◆ What to do: Copy out the lines word for word, starting with the line containing "annotation: The NSA" and continuing through the last line.

========

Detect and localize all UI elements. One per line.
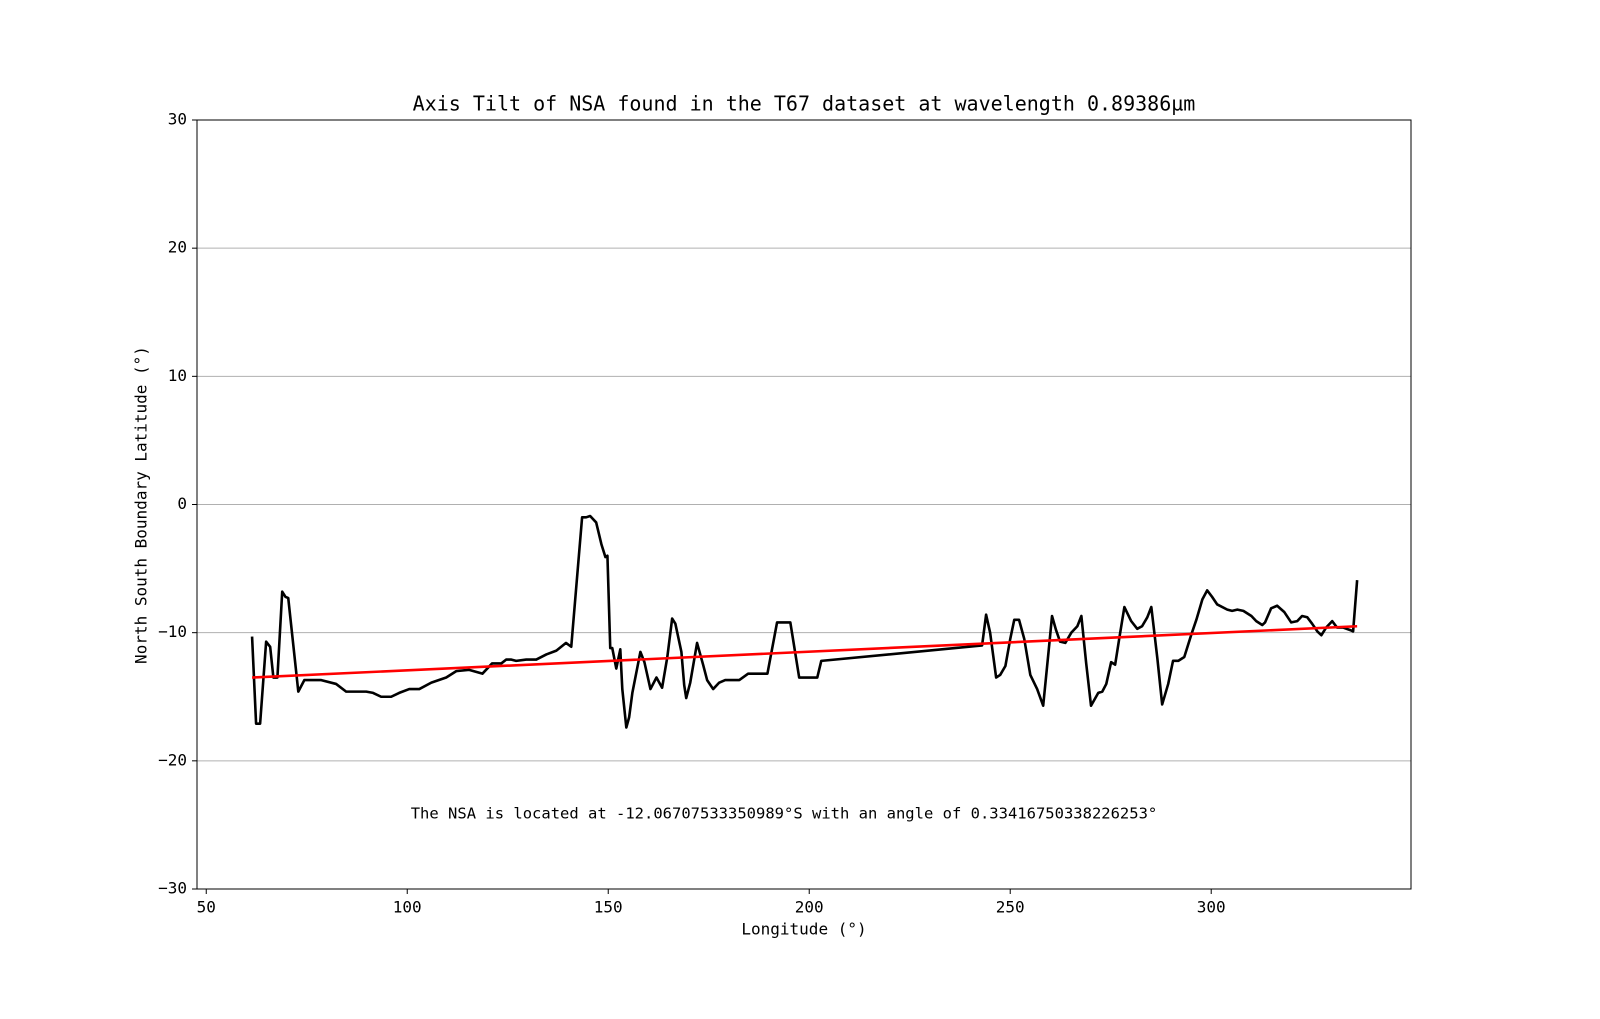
annotation: The NSA is located at -12.06707533350989… — [411, 805, 1158, 823]
chart-title: Axis Tilt of NSA found in the T67 datase… — [413, 92, 1196, 116]
data-line — [252, 624, 1358, 679]
x-axis-label: Longitude (°) — [741, 920, 866, 939]
y-axis-label: North South Boundary Latitude (°) — [132, 346, 151, 664]
x-tick-label: 100 — [393, 898, 422, 917]
x-tick-label: 50 — [197, 898, 216, 917]
y-tick-label: 10 — [168, 366, 187, 385]
y-tick-label: −30 — [158, 879, 187, 898]
y-tick-label: 30 — [168, 110, 187, 129]
x-tick-label: 200 — [795, 898, 824, 917]
data-line — [250, 514, 1359, 729]
y-tick-label: −10 — [158, 622, 187, 641]
y-tick-label: 20 — [168, 238, 187, 257]
x-tick-label: 300 — [1197, 898, 1226, 917]
y-tick-label: 0 — [177, 494, 187, 513]
x-tick-label: 150 — [594, 898, 623, 917]
x-tick-label: 250 — [996, 898, 1025, 917]
y-tick-label: −20 — [158, 750, 187, 769]
plot-frame — [196, 119, 1412, 890]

========

◆ Problem solution:
annotation: The NSA is located at -12.06707533350989… — [411, 805, 1158, 823]
chart-title: Axis Tilt of NSA found in the T67 datase… — [413, 92, 1196, 116]
data-line — [252, 624, 1358, 679]
x-axis-label: Longitude (°) — [741, 920, 866, 939]
y-axis-label: North South Boundary Latitude (°) — [132, 346, 151, 664]
x-tick-label: 100 — [393, 898, 422, 917]
x-tick-label: 50 — [197, 898, 216, 917]
y-tick-label: 10 — [168, 366, 187, 385]
y-tick-label: −30 — [158, 879, 187, 898]
y-tick-label: 30 — [168, 110, 187, 129]
x-tick-label: 200 — [795, 898, 824, 917]
data-line — [250, 514, 1359, 729]
y-tick-label: −10 — [158, 622, 187, 641]
y-tick-label: 20 — [168, 238, 187, 257]
x-tick-label: 300 — [1197, 898, 1226, 917]
y-tick-label: 0 — [177, 494, 187, 513]
x-tick-label: 150 — [594, 898, 623, 917]
x-tick-label: 250 — [996, 898, 1025, 917]
y-tick-label: −20 — [158, 750, 187, 769]
plot-frame — [196, 119, 1412, 890]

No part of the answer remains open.